What is needed: Locate and copy each line in the data that contains the word "digitais".

Dataset listings of figures
☆ ☆ ☆
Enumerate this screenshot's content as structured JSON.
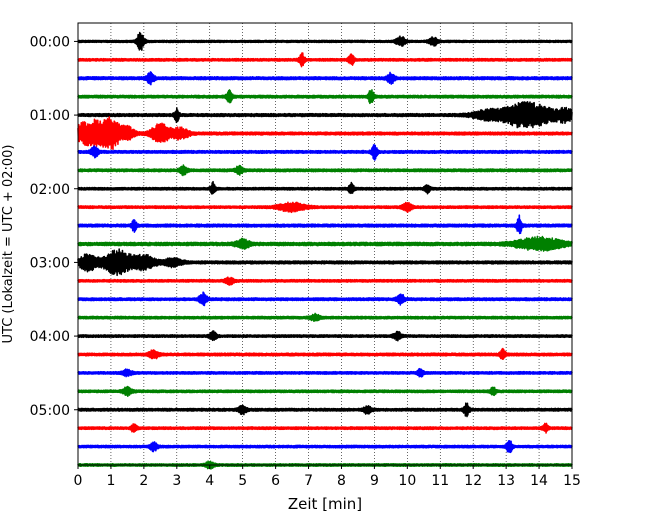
{
  "chart_data": {
    "type": "line",
    "title": "",
    "xlabel": "Zeit  [min]",
    "ylabel": "UTC (Lokalzeit = UTC + 02:00)",
    "xlim": [
      0,
      15
    ],
    "x_ticks": [
      0,
      1,
      2,
      3,
      4,
      5,
      6,
      7,
      8,
      9,
      10,
      11,
      12,
      13,
      14,
      15
    ],
    "x_grid": "dotted vertical",
    "ylim_minutes": [
      -15,
      345
    ],
    "y_inverted": true,
    "y_ticks": [
      {
        "minutes": 0,
        "label": "00:00"
      },
      {
        "minutes": 60,
        "label": "01:00"
      },
      {
        "minutes": 120,
        "label": "02:00"
      },
      {
        "minutes": 180,
        "label": "03:00"
      },
      {
        "minutes": 240,
        "label": "04:00"
      },
      {
        "minutes": 300,
        "label": "05:00"
      }
    ],
    "trace_interval_minutes": 15,
    "color_cycle": [
      "#000000",
      "#ff0000",
      "#0000ff",
      "#008000"
    ],
    "traces": [
      {
        "start_minutes": 0,
        "noise": 0.1,
        "events": [
          {
            "t": 1.9,
            "amp": 0.9,
            "w": 0.08
          },
          {
            "t": 9.8,
            "amp": 0.5,
            "w": 0.1
          },
          {
            "t": 10.8,
            "amp": 0.4,
            "w": 0.1
          }
        ]
      },
      {
        "start_minutes": 15,
        "noise": 0.12,
        "events": [
          {
            "t": 6.8,
            "amp": 0.6,
            "w": 0.06
          },
          {
            "t": 8.3,
            "amp": 0.5,
            "w": 0.06
          }
        ]
      },
      {
        "start_minutes": 30,
        "noise": 0.14,
        "events": [
          {
            "t": 2.2,
            "amp": 0.5,
            "w": 0.08
          },
          {
            "t": 9.5,
            "amp": 0.5,
            "w": 0.08
          }
        ]
      },
      {
        "start_minutes": 45,
        "noise": 0.13,
        "events": [
          {
            "t": 4.6,
            "amp": 0.6,
            "w": 0.06
          },
          {
            "t": 8.9,
            "amp": 0.7,
            "w": 0.06
          }
        ]
      },
      {
        "start_minutes": 60,
        "noise": 0.14,
        "events": [
          {
            "t": 3.0,
            "amp": 0.6,
            "w": 0.05
          },
          {
            "t": 12.5,
            "amp": 0.5,
            "w": 0.35
          },
          {
            "t": 13.3,
            "amp": 0.7,
            "w": 0.3
          },
          {
            "t": 13.9,
            "amp": 1.0,
            "w": 0.4
          },
          {
            "t": 14.8,
            "amp": 0.6,
            "w": 0.2
          }
        ]
      },
      {
        "start_minutes": 75,
        "noise": 0.14,
        "events": [
          {
            "t": 0.1,
            "amp": 0.8,
            "w": 0.15
          },
          {
            "t": 0.5,
            "amp": 1.2,
            "w": 0.2
          },
          {
            "t": 1.0,
            "amp": 1.5,
            "w": 0.2
          },
          {
            "t": 1.5,
            "amp": 0.6,
            "w": 0.15
          },
          {
            "t": 2.5,
            "amp": 0.9,
            "w": 0.2
          },
          {
            "t": 3.1,
            "amp": 0.5,
            "w": 0.2
          }
        ]
      },
      {
        "start_minutes": 90,
        "noise": 0.13,
        "events": [
          {
            "t": 0.5,
            "amp": 0.5,
            "w": 0.08
          },
          {
            "t": 9.0,
            "amp": 0.7,
            "w": 0.06
          }
        ]
      },
      {
        "start_minutes": 105,
        "noise": 0.13,
        "events": [
          {
            "t": 3.2,
            "amp": 0.4,
            "w": 0.08
          },
          {
            "t": 4.9,
            "amp": 0.4,
            "w": 0.08
          }
        ]
      },
      {
        "start_minutes": 120,
        "noise": 0.12,
        "events": [
          {
            "t": 4.1,
            "amp": 0.6,
            "w": 0.05
          },
          {
            "t": 8.3,
            "amp": 0.5,
            "w": 0.06
          },
          {
            "t": 10.6,
            "amp": 0.4,
            "w": 0.06
          }
        ]
      },
      {
        "start_minutes": 135,
        "noise": 0.12,
        "events": [
          {
            "t": 6.5,
            "amp": 0.4,
            "w": 0.3
          },
          {
            "t": 10.0,
            "amp": 0.4,
            "w": 0.1
          }
        ]
      },
      {
        "start_minutes": 150,
        "noise": 0.14,
        "events": [
          {
            "t": 1.7,
            "amp": 0.6,
            "w": 0.05
          },
          {
            "t": 13.4,
            "amp": 0.9,
            "w": 0.05
          }
        ]
      },
      {
        "start_minutes": 165,
        "noise": 0.16,
        "events": [
          {
            "t": 5.0,
            "amp": 0.4,
            "w": 0.15
          },
          {
            "t": 14.0,
            "amp": 0.6,
            "w": 0.5
          }
        ]
      },
      {
        "start_minutes": 180,
        "noise": 0.14,
        "events": [
          {
            "t": 0.3,
            "amp": 0.8,
            "w": 0.2
          },
          {
            "t": 1.2,
            "amp": 1.2,
            "w": 0.3
          },
          {
            "t": 2.0,
            "amp": 0.7,
            "w": 0.25
          },
          {
            "t": 2.9,
            "amp": 0.4,
            "w": 0.2
          }
        ]
      },
      {
        "start_minutes": 195,
        "noise": 0.12,
        "events": [
          {
            "t": 4.6,
            "amp": 0.3,
            "w": 0.1
          }
        ]
      },
      {
        "start_minutes": 210,
        "noise": 0.13,
        "events": [
          {
            "t": 3.8,
            "amp": 0.6,
            "w": 0.08
          },
          {
            "t": 9.8,
            "amp": 0.5,
            "w": 0.08
          }
        ]
      },
      {
        "start_minutes": 225,
        "noise": 0.12,
        "events": [
          {
            "t": 7.2,
            "amp": 0.3,
            "w": 0.1
          }
        ]
      },
      {
        "start_minutes": 240,
        "noise": 0.12,
        "events": [
          {
            "t": 4.1,
            "amp": 0.4,
            "w": 0.08
          },
          {
            "t": 9.7,
            "amp": 0.4,
            "w": 0.08
          }
        ]
      },
      {
        "start_minutes": 255,
        "noise": 0.13,
        "events": [
          {
            "t": 2.3,
            "amp": 0.4,
            "w": 0.1
          },
          {
            "t": 12.9,
            "amp": 0.5,
            "w": 0.06
          }
        ]
      },
      {
        "start_minutes": 270,
        "noise": 0.12,
        "events": [
          {
            "t": 1.5,
            "amp": 0.3,
            "w": 0.1
          },
          {
            "t": 10.4,
            "amp": 0.4,
            "w": 0.06
          }
        ]
      },
      {
        "start_minutes": 285,
        "noise": 0.12,
        "events": [
          {
            "t": 1.5,
            "amp": 0.4,
            "w": 0.1
          },
          {
            "t": 12.6,
            "amp": 0.4,
            "w": 0.06
          }
        ]
      },
      {
        "start_minutes": 300,
        "noise": 0.13,
        "events": [
          {
            "t": 5.0,
            "amp": 0.4,
            "w": 0.08
          },
          {
            "t": 8.8,
            "amp": 0.4,
            "w": 0.08
          },
          {
            "t": 11.8,
            "amp": 0.6,
            "w": 0.06
          }
        ]
      },
      {
        "start_minutes": 315,
        "noise": 0.12,
        "events": [
          {
            "t": 1.7,
            "amp": 0.4,
            "w": 0.06
          },
          {
            "t": 14.2,
            "amp": 0.4,
            "w": 0.06
          }
        ]
      },
      {
        "start_minutes": 330,
        "noise": 0.12,
        "events": [
          {
            "t": 2.3,
            "amp": 0.4,
            "w": 0.08
          },
          {
            "t": 13.1,
            "amp": 0.7,
            "w": 0.06
          }
        ]
      },
      {
        "start_minutes": 345,
        "noise": 0.12,
        "events": [
          {
            "t": 4.0,
            "amp": 0.3,
            "w": 0.1
          }
        ]
      }
    ]
  }
}
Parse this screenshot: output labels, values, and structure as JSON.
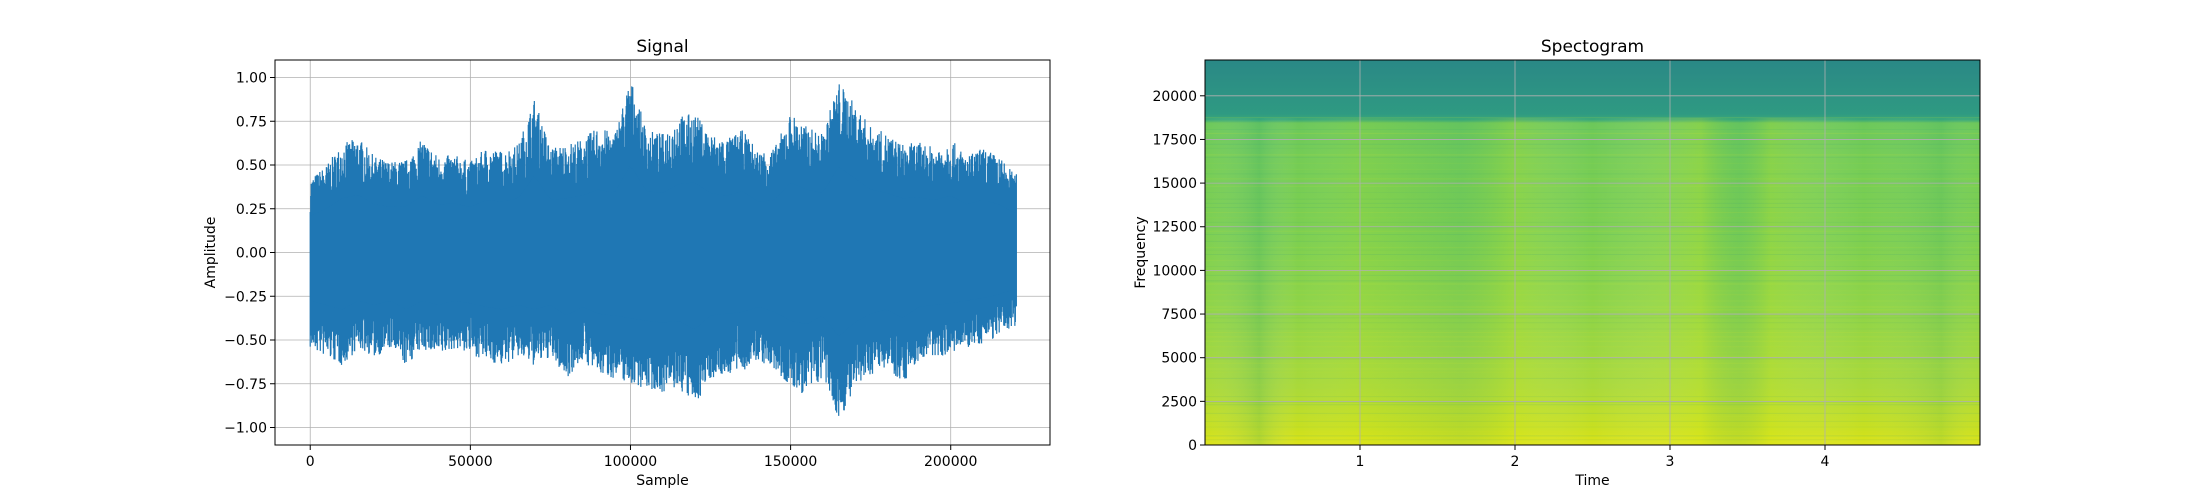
{
  "chart_data": [
    {
      "type": "line",
      "title": "Signal",
      "xlabel": "Sample",
      "ylabel": "Amplitude",
      "xlim": [
        -11000,
        231000
      ],
      "ylim": [
        -1.1,
        1.1
      ],
      "xticks": [
        0,
        50000,
        100000,
        150000,
        200000
      ],
      "xtick_labels": [
        "0",
        "50000",
        "100000",
        "150000",
        "200000"
      ],
      "yticks": [
        1.0,
        0.75,
        0.5,
        0.25,
        0.0,
        -0.25,
        -0.5,
        -0.75,
        -1.0
      ],
      "ytick_labels": [
        "1.00",
        "0.75",
        "0.50",
        "0.25",
        "0.00",
        "−0.25",
        "−0.50",
        "−0.75",
        "−1.00"
      ],
      "grid": true,
      "color": "#1f77b4",
      "sample_count": 220500,
      "x_envelope": [
        0,
        5000,
        10000,
        15000,
        20000,
        25000,
        30000,
        35000,
        40000,
        45000,
        50000,
        55000,
        60000,
        65000,
        70000,
        75000,
        80000,
        85000,
        90000,
        95000,
        100000,
        105000,
        110000,
        115000,
        120000,
        125000,
        130000,
        135000,
        140000,
        145000,
        150000,
        155000,
        160000,
        165000,
        170000,
        175000,
        180000,
        185000,
        190000,
        195000,
        200000,
        205000,
        210000,
        215000,
        220000
      ],
      "upper_envelope": [
        0.42,
        0.5,
        0.62,
        0.66,
        0.55,
        0.52,
        0.53,
        0.65,
        0.55,
        0.56,
        0.52,
        0.6,
        0.58,
        0.62,
        0.88,
        0.6,
        0.62,
        0.65,
        0.72,
        0.68,
        1.0,
        0.7,
        0.68,
        0.78,
        0.8,
        0.68,
        0.65,
        0.7,
        0.58,
        0.6,
        0.8,
        0.72,
        0.68,
        0.98,
        0.85,
        0.72,
        0.68,
        0.62,
        0.63,
        0.6,
        0.65,
        0.55,
        0.6,
        0.55,
        0.45
      ],
      "lower_envelope": [
        -0.55,
        -0.6,
        -0.65,
        -0.55,
        -0.6,
        -0.55,
        -0.65,
        -0.55,
        -0.6,
        -0.55,
        -0.58,
        -0.62,
        -0.65,
        -0.6,
        -0.65,
        -0.6,
        -0.72,
        -0.62,
        -0.7,
        -0.72,
        -0.75,
        -0.78,
        -0.8,
        -0.78,
        -0.88,
        -0.72,
        -0.7,
        -0.68,
        -0.62,
        -0.68,
        -0.78,
        -0.82,
        -0.72,
        -0.96,
        -0.8,
        -0.7,
        -0.65,
        -0.75,
        -0.62,
        -0.6,
        -0.58,
        -0.55,
        -0.52,
        -0.48,
        -0.42
      ]
    },
    {
      "type": "heatmap",
      "title": "Spectogram",
      "xlabel": "Time",
      "ylabel": "Frequency",
      "xlim": [
        0.0,
        5.0
      ],
      "ylim": [
        0,
        22050
      ],
      "xticks": [
        1,
        2,
        3,
        4
      ],
      "xtick_labels": [
        "1",
        "2",
        "3",
        "4"
      ],
      "yticks": [
        0,
        2500,
        5000,
        7500,
        10000,
        12500,
        15000,
        17500,
        20000
      ],
      "ytick_labels": [
        "0",
        "2500",
        "5000",
        "7500",
        "10000",
        "12500",
        "15000",
        "17500",
        "20000"
      ],
      "grid": true,
      "colormap": "viridis",
      "rolloff_frequency": 18800,
      "colors": {
        "high_band": "#2a8a86",
        "mid_band": "#6fcc57",
        "low_band": "#c7e020",
        "bright_peak": "#dce319"
      }
    }
  ]
}
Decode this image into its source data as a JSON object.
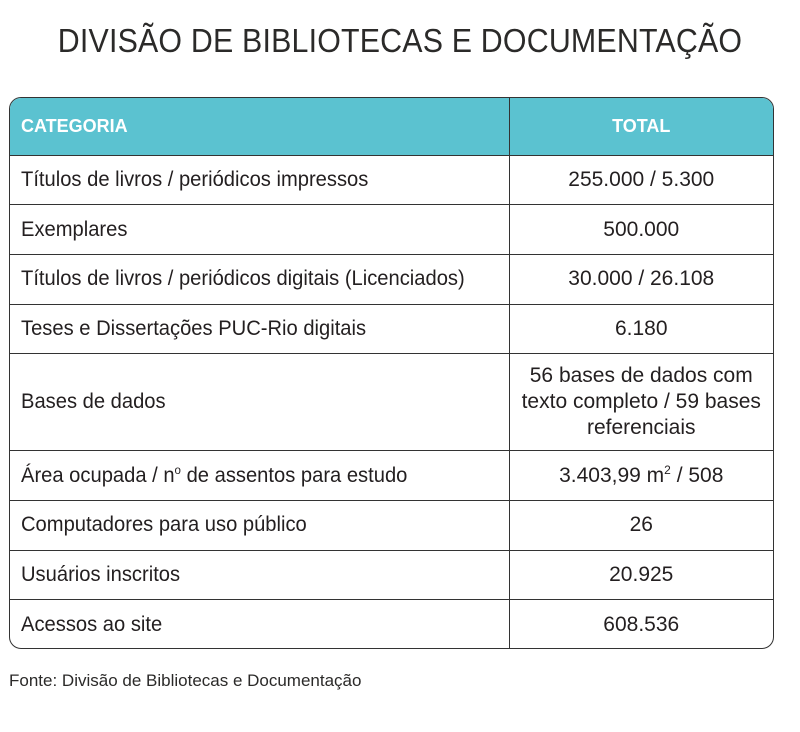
{
  "title": "DIVISÃO DE BIBLIOTECAS E DOCUMENTAÇÃO",
  "table": {
    "headers": {
      "category": "CATEGORIA",
      "total": "TOTAL"
    },
    "header_color": "#5bc2d0",
    "rows": [
      {
        "category": "Títulos de livros / periódicos impressos",
        "total": "255.000 / 5.300"
      },
      {
        "category": "Exemplares",
        "total": "500.000"
      },
      {
        "category": "Títulos de livros / periódicos digitais (Licenciados)",
        "total": "30.000 / 26.108"
      },
      {
        "category": "Teses e Dissertações PUC-Rio digitais",
        "total": "6.180"
      },
      {
        "category": "Bases de dados",
        "total": "56 bases de dados com texto completo / 59 bases referenciais"
      },
      {
        "category_prefix": "Área ocupada / n",
        "category_sup": "o",
        "category_suffix": " de assentos para estudo",
        "total_prefix": "3.403,99 m",
        "total_sup": "2",
        "total_suffix": " / 508"
      },
      {
        "category": "Computadores para uso público",
        "total": "26"
      },
      {
        "category": "Usuários inscritos",
        "total": "20.925"
      },
      {
        "category": "Acessos ao site",
        "total": "608.536"
      }
    ]
  },
  "source": "Fonte: Divisão de Bibliotecas e Documentação"
}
☆ ☆ ☆
Solution to the exercise:
        "category": "Títulos de livros / periódicos digitais (Licenciados)",
        "category": "Teses e Dissertações PUC-Rio digitais",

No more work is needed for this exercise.